## Exercises to complete
a. In the passage below on multi-agent systems and compaction, list everything the orchestrator must decide each time a subagent is spawned.
b. Answer these questions from the passage below on multi-agent systems and compaction.
(i) What kind of read-only subagent is given as an example?
(ii) Which three roles are named as examples that can be formalized through scoped tools and permissions?
(iii) Which three courses of action can context-pressure tracking indicate to the runtime for a turn?
c. Extend the passage below on multi-agent systems and compaction, picking up after its final sentence.

## Page extract
This naturally leads to multi-agent systems, where specialised subagents tackle different aspects of a problem. Subagents are excellent for exploring a large problem space because they operate within their own context windows, exploring different sections in parallel. As they have received relatively sparse input instructions, they can rapidly accumulate context, by operating multiple read tools in parallel. This allows subagents to work substantially faster, exploring tens of thousands of tokens, but only returning a condensed artifact of a few thousand tokens to be picked up by the main thread.

The flip side of subagents not receiving a complete system prompt, is that they tend to get derailed easily. Hence, most multi-agent setups are limited to read-only subagents, like web search subagents. It’s difficult to utilise multiple write-agents in parallel, as they are prone to failure individually, and it becomes difficult to consolidate the divergent changes into a single useful output. Hence, in most multi-agent systems, writes remain synchronous, whilst read operations do not.

Every time a subagent is spawned, the orchestrator must determine which model it should use, which tools it should have access to, whether it should execute synchronously or asynchronously, how it should compress its findings, and how the primary agent will synthesise results from multiple subagents. We can formalise these roles, such as “researcher, reviewer or editor” by setting carefully scoped tools and permissions.

These systems are still susceptible to top-level problems, such as the difficulty in determining how to scale effort and evaluate how complex a task is going to be at each step, but the multi-agent framework fundamentally helps to limit the blast-radius for system writes and the size of the main thread.

Compaction

As context grows, compaction becomes inevitable. To preserve the intent of the task, as well as key steps and information, requires an intelligent compression and memory mechanism. For maximum performance, the most effective compaction strategies will treat compaction as an explicit runtime state transition, rather than a user-facing summarisation step.

The system should continuously track context pressure using token counts, context-window limits, model-specific thresholds, retry state, and resume state. This tells the runtime whether a turn can continue normally, should emit a warning to the user, or compact before the next model call.

The system should run a pre-compaction control layer. That layer records why compaction is happening, which session and turn are being changed, which model is active, and whether the operation should continue. This matters because compaction changes what the agent can see next, and can derail a long-running process.

## Dataset entries
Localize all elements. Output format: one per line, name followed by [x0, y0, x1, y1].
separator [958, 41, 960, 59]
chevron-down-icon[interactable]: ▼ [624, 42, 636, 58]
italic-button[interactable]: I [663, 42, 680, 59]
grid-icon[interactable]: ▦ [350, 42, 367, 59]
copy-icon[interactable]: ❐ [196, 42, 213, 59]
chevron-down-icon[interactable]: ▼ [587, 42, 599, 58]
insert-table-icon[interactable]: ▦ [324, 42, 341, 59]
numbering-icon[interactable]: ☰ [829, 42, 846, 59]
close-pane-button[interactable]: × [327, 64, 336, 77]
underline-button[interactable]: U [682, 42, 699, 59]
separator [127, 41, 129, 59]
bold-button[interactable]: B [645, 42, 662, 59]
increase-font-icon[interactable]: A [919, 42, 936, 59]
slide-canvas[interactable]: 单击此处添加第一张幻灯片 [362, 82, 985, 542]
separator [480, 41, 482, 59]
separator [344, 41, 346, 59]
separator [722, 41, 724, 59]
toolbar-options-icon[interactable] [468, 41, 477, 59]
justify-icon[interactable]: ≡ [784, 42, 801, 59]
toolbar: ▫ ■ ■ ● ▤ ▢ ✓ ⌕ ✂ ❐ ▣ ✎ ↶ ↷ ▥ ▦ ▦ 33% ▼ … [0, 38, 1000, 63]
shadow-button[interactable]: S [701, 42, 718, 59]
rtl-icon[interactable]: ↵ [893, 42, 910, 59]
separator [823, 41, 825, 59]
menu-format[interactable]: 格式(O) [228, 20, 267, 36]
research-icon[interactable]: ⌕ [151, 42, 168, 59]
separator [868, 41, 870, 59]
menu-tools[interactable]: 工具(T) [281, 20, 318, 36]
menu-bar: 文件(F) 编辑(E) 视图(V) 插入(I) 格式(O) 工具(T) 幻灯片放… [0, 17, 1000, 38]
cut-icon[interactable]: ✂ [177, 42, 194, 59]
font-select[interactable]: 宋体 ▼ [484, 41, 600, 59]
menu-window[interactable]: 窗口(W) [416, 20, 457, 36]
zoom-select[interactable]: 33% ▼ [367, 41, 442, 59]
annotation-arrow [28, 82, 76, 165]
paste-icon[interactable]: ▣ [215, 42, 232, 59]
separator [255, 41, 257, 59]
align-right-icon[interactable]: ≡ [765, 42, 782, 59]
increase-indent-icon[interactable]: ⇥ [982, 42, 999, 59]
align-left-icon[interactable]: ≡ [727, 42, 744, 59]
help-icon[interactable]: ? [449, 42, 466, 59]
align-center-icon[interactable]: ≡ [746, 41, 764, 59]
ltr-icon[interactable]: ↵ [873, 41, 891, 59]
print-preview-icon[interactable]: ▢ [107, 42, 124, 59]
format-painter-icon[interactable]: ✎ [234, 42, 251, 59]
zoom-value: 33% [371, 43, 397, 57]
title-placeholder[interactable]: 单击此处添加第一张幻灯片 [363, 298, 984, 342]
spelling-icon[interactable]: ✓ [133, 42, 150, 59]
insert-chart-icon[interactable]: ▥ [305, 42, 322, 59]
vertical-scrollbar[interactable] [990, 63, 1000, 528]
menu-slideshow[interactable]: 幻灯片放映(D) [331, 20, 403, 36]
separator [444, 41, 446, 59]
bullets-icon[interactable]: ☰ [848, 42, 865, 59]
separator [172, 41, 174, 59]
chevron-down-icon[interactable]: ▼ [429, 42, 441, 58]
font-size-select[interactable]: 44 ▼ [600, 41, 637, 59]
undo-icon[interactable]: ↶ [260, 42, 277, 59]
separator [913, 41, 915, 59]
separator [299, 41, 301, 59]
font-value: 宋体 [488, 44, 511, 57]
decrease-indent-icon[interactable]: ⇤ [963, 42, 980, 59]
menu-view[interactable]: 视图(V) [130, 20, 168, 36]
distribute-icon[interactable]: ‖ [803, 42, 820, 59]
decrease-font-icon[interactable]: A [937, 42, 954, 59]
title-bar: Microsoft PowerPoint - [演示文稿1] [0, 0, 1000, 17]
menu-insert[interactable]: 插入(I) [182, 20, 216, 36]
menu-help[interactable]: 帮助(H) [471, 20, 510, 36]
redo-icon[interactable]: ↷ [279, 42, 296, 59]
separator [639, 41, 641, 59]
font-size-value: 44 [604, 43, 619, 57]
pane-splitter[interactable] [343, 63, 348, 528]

## Answers to each task
a.
- Which model the subagent should use
- Which tools it should have access to
- Whether it should execute synchronously or asynchronously
- How it should compress its findings
- How the primary agent will synthesize results from multiple subagents

b.
(i) Web search subagents.
(ii) Researcher, reviewer, and editor.
(iii) The turn can continue normally, emit a warning to the user, or compact before the next model call.

c.
Large tool outputs, logs, artifacts and other recoverable payloads should be cleared and replaced with read-back markers. If the data can be fetched later, it should not be paid for in the active context unless essential. The balance is in keeping a meaningful reasoning state while removing payloads that are expensive but recoverable.

A compact replacement history should include the minimal state required to continue: the current user goal, important decisions, unresolved questions, recent high-signal turns, references to recoverable artifacts, and any required system or tool context. The active conversation should then continue from this replacement state. A human-readable summary can help users understand what happened, but the runtime should depend on structured replacement data. If a user forks or rewinds a conversation, any compaction that summarizes removed turns should be invalidated or rebuilt, because it no longer describes the active history.

Memory goes into how we optimise our navigable index of information for a task. There are general best principles, but making memory task-oriented yields the best results. There are a variety of approaches, including knowledge graphs and ontology, but memory in itself is not a silver bullet, and is part of a delicate system as described above.

We continue design agents and monitor their decision patterns. There are lots of frameworks to do so, but there is as of yet no consensus on what’s best, particularly because every model behaves differently, so we continue to design feedback loops and control systems specific to our specific domain objectives (in our case, legal document drafting).